_Set exercise_
The data must be returned in full and exactly as given.

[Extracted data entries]
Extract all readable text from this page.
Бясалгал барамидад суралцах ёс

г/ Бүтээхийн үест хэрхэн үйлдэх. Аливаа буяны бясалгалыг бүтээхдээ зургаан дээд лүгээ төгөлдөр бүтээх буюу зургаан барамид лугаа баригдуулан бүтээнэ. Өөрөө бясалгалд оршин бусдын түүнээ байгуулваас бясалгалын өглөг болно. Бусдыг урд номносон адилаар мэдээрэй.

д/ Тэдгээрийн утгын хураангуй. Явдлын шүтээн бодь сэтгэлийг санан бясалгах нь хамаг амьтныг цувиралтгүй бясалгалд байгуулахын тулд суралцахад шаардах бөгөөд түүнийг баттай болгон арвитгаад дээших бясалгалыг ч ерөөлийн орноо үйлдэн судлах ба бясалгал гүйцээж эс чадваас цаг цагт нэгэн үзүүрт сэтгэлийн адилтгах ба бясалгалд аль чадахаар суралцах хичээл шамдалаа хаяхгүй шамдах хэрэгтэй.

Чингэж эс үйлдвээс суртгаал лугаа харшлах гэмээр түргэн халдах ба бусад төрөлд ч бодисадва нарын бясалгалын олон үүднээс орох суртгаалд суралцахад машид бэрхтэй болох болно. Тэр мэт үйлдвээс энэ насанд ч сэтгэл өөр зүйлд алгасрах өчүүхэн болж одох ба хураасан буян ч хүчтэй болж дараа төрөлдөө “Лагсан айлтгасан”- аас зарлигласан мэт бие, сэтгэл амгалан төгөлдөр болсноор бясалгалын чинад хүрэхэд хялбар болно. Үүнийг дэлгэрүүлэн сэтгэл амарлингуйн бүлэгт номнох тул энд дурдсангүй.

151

_Right answer_
Extract all readable text from this page.
Бясалгал барамидад суралцах ёс

г/ Бүтээхийн үест хэрхэн үйлдэх. Аливаа буяны бясалгалыг бүтээхдээ зургаан дээд лүгээ төгөлдөр бүтээх буюу зургаан барамид лугаа баригдуулан бүтээнэ. Өөрөө бясалгалд оршин бусдын түүнээ байгуулваас бясалгалын өглөг болно. Бусдыг урд номносон адилаар мэдээрэй.

д/ Тэдгээрийн утгын хураангуй. Явдлын шүтээн бодь сэтгэлийг санан бясалгах нь хамаг амьтныг цувиралтгүй бясалгалд байгуулахын тулд суралцахад шаардах бөгөөд түүнийг баттай болгон арвитгаад дээших бясалгалыг ч ерөөлийн орноо үйлдэн судлах ба бясалгал гүйцээж эс чадваас цаг цагт нэгэн үзүүрт сэтгэлийн адилтгах ба бясалгалд аль чадахаар суралцах хичээл шамдалаа хаяхгүй шамдах хэрэгтэй.

Чингэж эс үйлдвээс суртгаал лугаа харшлах гэмээр түргэн халдах ба бусад төрөлд ч бодисадва нарын бясалгалын олон үүднээс орох суртгаалд суралцахад машид бэрхтэй болох болно. Тэр мэт үйлдвээс энэ насанд ч сэтгэл өөр зүйлд алгасрах өчүүхэн болж одох ба хураасан буян ч хүчтэй болж дараа төрөлдөө “Лагсан айлтгасан”- аас зарлигласан мэт бие, сэтгэл амгалан төгөлдөр болсноор бясалгалын чинад хүрэхэд хялбар болно. Үүнийг дэлгэрүүлэн сэтгэл амарлингуйн бүлэгт номнох тул энд дурдсангүй.

151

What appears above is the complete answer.